- **What this task involves**
Please retype the data below line for line and leave out every picture.
#### Data records
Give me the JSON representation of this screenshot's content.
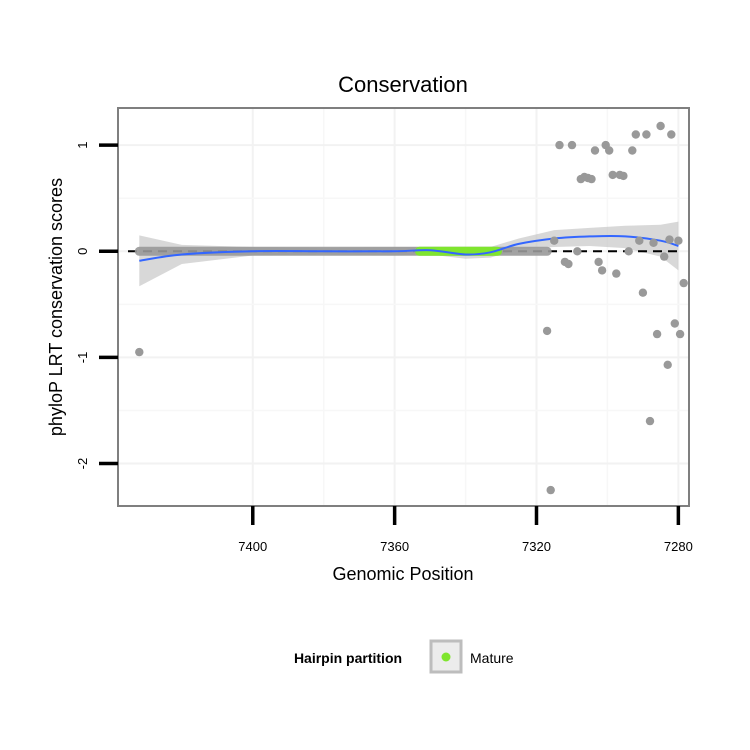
{
  "chart_data": {
    "type": "scatter",
    "title": "Conservation",
    "xlabel": "Genomic Position",
    "ylabel": "phyloP LRT conservation scores",
    "x_reversed": true,
    "xlim": [
      7438,
      7277
    ],
    "ylim": [
      -2.4,
      1.35
    ],
    "x_ticks": [
      7400,
      7360,
      7320,
      7280
    ],
    "x_tick_labels": [
      "7400",
      "7360",
      "7320",
      "7280"
    ],
    "y_ticks": [
      1,
      0,
      -1,
      -2
    ],
    "y_tick_labels": [
      "1",
      "0",
      "-1",
      "-2"
    ],
    "reference_line": {
      "y": 0,
      "style": "dashed",
      "color": "#000000"
    },
    "points": [
      {
        "x": 7432,
        "y": -0.95
      },
      {
        "x": 7317,
        "y": -0.75
      },
      {
        "x": 7316,
        "y": -2.25
      },
      {
        "x": 7315,
        "y": 0.1
      },
      {
        "x": 7313.5,
        "y": 1.0
      },
      {
        "x": 7312,
        "y": -0.1
      },
      {
        "x": 7311,
        "y": -0.12
      },
      {
        "x": 7310,
        "y": 1.0
      },
      {
        "x": 7308.5,
        "y": 0.0
      },
      {
        "x": 7307.5,
        "y": 0.68
      },
      {
        "x": 7306.5,
        "y": 0.7
      },
      {
        "x": 7305.5,
        "y": 0.69
      },
      {
        "x": 7304.5,
        "y": 0.68
      },
      {
        "x": 7303.5,
        "y": 0.95
      },
      {
        "x": 7302.5,
        "y": -0.1
      },
      {
        "x": 7301.5,
        "y": -0.18
      },
      {
        "x": 7300.5,
        "y": 1.0
      },
      {
        "x": 7299.5,
        "y": 0.95
      },
      {
        "x": 7298.5,
        "y": 0.72
      },
      {
        "x": 7297.5,
        "y": -0.21
      },
      {
        "x": 7296.5,
        "y": 0.72
      },
      {
        "x": 7295.5,
        "y": 0.71
      },
      {
        "x": 7294,
        "y": 0.0
      },
      {
        "x": 7293,
        "y": 0.95
      },
      {
        "x": 7292,
        "y": 1.1
      },
      {
        "x": 7291,
        "y": 0.1
      },
      {
        "x": 7290,
        "y": -0.39
      },
      {
        "x": 7289,
        "y": 1.1
      },
      {
        "x": 7288,
        "y": -1.6
      },
      {
        "x": 7287,
        "y": 0.08
      },
      {
        "x": 7286,
        "y": -0.78
      },
      {
        "x": 7285,
        "y": 1.18
      },
      {
        "x": 7284,
        "y": -0.05
      },
      {
        "x": 7283,
        "y": -1.07
      },
      {
        "x": 7282.5,
        "y": 0.11
      },
      {
        "x": 7282,
        "y": 1.1
      },
      {
        "x": 7281,
        "y": -0.68
      },
      {
        "x": 7280,
        "y": 0.1
      },
      {
        "x": 7279.5,
        "y": -0.78
      },
      {
        "x": 7278.5,
        "y": -0.3
      }
    ],
    "point_color": "#999999",
    "conserved_points_range": {
      "x_start": 7432,
      "x_end": 7317,
      "y": 0
    },
    "mature_region": {
      "x_start": 7353,
      "x_end": 7331,
      "y": 0,
      "color": "#7FE52E"
    },
    "smooth": {
      "color": "#3366FF",
      "x": [
        7432,
        7420,
        7400,
        7380,
        7360,
        7350,
        7340,
        7333,
        7325,
        7315,
        7305,
        7295,
        7285,
        7280
      ],
      "y": [
        -0.09,
        -0.03,
        0.0,
        0.0,
        0.0,
        0.01,
        -0.03,
        -0.01,
        0.07,
        0.12,
        0.14,
        0.14,
        0.1,
        0.05
      ],
      "band_color": "#BEBEBE",
      "band_upper": [
        0.15,
        0.06,
        0.04,
        0.03,
        0.04,
        0.04,
        0.02,
        0.04,
        0.12,
        0.2,
        0.22,
        0.24,
        0.25,
        0.28
      ],
      "band_lower": [
        -0.33,
        -0.12,
        -0.04,
        -0.03,
        -0.04,
        -0.03,
        -0.07,
        -0.06,
        0.02,
        0.04,
        0.05,
        0.03,
        -0.05,
        -0.18
      ]
    },
    "legend": {
      "title": "Hairpin partition",
      "entries": [
        {
          "label": "Mature",
          "color": "#7FE52E"
        }
      ],
      "position": "bottom"
    }
  }
}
########
- **Output**
Give me the JSON representation of this screenshot's content.
{
  "chart_data": {
    "type": "scatter",
    "title": "Conservation",
    "xlabel": "Genomic Position",
    "ylabel": "phyloP LRT conservation scores",
    "x_reversed": true,
    "xlim": [
      7438,
      7277
    ],
    "ylim": [
      -2.4,
      1.35
    ],
    "x_ticks": [
      7400,
      7360,
      7320,
      7280
    ],
    "x_tick_labels": [
      "7400",
      "7360",
      "7320",
      "7280"
    ],
    "y_ticks": [
      1,
      0,
      -1,
      -2
    ],
    "y_tick_labels": [
      "1",
      "0",
      "-1",
      "-2"
    ],
    "reference_line": {
      "y": 0,
      "style": "dashed",
      "color": "#000000"
    },
    "points": [
      {
        "x": 7432,
        "y": -0.95
      },
      {
        "x": 7317,
        "y": -0.75
      },
      {
        "x": 7316,
        "y": -2.25
      },
      {
        "x": 7315,
        "y": 0.1
      },
      {
        "x": 7313.5,
        "y": 1.0
      },
      {
        "x": 7312,
        "y": -0.1
      },
      {
        "x": 7311,
        "y": -0.12
      },
      {
        "x": 7310,
        "y": 1.0
      },
      {
        "x": 7308.5,
        "y": 0.0
      },
      {
        "x": 7307.5,
        "y": 0.68
      },
      {
        "x": 7306.5,
        "y": 0.7
      },
      {
        "x": 7305.5,
        "y": 0.69
      },
      {
        "x": 7304.5,
        "y": 0.68
      },
      {
        "x": 7303.5,
        "y": 0.95
      },
      {
        "x": 7302.5,
        "y": -0.1
      },
      {
        "x": 7301.5,
        "y": -0.18
      },
      {
        "x": 7300.5,
        "y": 1.0
      },
      {
        "x": 7299.5,
        "y": 0.95
      },
      {
        "x": 7298.5,
        "y": 0.72
      },
      {
        "x": 7297.5,
        "y": -0.21
      },
      {
        "x": 7296.5,
        "y": 0.72
      },
      {
        "x": 7295.5,
        "y": 0.71
      },
      {
        "x": 7294,
        "y": 0.0
      },
      {
        "x": 7293,
        "y": 0.95
      },
      {
        "x": 7292,
        "y": 1.1
      },
      {
        "x": 7291,
        "y": 0.1
      },
      {
        "x": 7290,
        "y": -0.39
      },
      {
        "x": 7289,
        "y": 1.1
      },
      {
        "x": 7288,
        "y": -1.6
      },
      {
        "x": 7287,
        "y": 0.08
      },
      {
        "x": 7286,
        "y": -0.78
      },
      {
        "x": 7285,
        "y": 1.18
      },
      {
        "x": 7284,
        "y": -0.05
      },
      {
        "x": 7283,
        "y": -1.07
      },
      {
        "x": 7282.5,
        "y": 0.11
      },
      {
        "x": 7282,
        "y": 1.1
      },
      {
        "x": 7281,
        "y": -0.68
      },
      {
        "x": 7280,
        "y": 0.1
      },
      {
        "x": 7279.5,
        "y": -0.78
      },
      {
        "x": 7278.5,
        "y": -0.3
      }
    ],
    "point_color": "#999999",
    "conserved_points_range": {
      "x_start": 7432,
      "x_end": 7317,
      "y": 0
    },
    "mature_region": {
      "x_start": 7353,
      "x_end": 7331,
      "y": 0,
      "color": "#7FE52E"
    },
    "smooth": {
      "color": "#3366FF",
      "x": [
        7432,
        7420,
        7400,
        7380,
        7360,
        7350,
        7340,
        7333,
        7325,
        7315,
        7305,
        7295,
        7285,
        7280
      ],
      "y": [
        -0.09,
        -0.03,
        0.0,
        0.0,
        0.0,
        0.01,
        -0.03,
        -0.01,
        0.07,
        0.12,
        0.14,
        0.14,
        0.1,
        0.05
      ],
      "band_color": "#BEBEBE",
      "band_upper": [
        0.15,
        0.06,
        0.04,
        0.03,
        0.04,
        0.04,
        0.02,
        0.04,
        0.12,
        0.2,
        0.22,
        0.24,
        0.25,
        0.28
      ],
      "band_lower": [
        -0.33,
        -0.12,
        -0.04,
        -0.03,
        -0.04,
        -0.03,
        -0.07,
        -0.06,
        0.02,
        0.04,
        0.05,
        0.03,
        -0.05,
        -0.18
      ]
    },
    "legend": {
      "title": "Hairpin partition",
      "entries": [
        {
          "label": "Mature",
          "color": "#7FE52E"
        }
      ],
      "position": "bottom"
    }
  }
}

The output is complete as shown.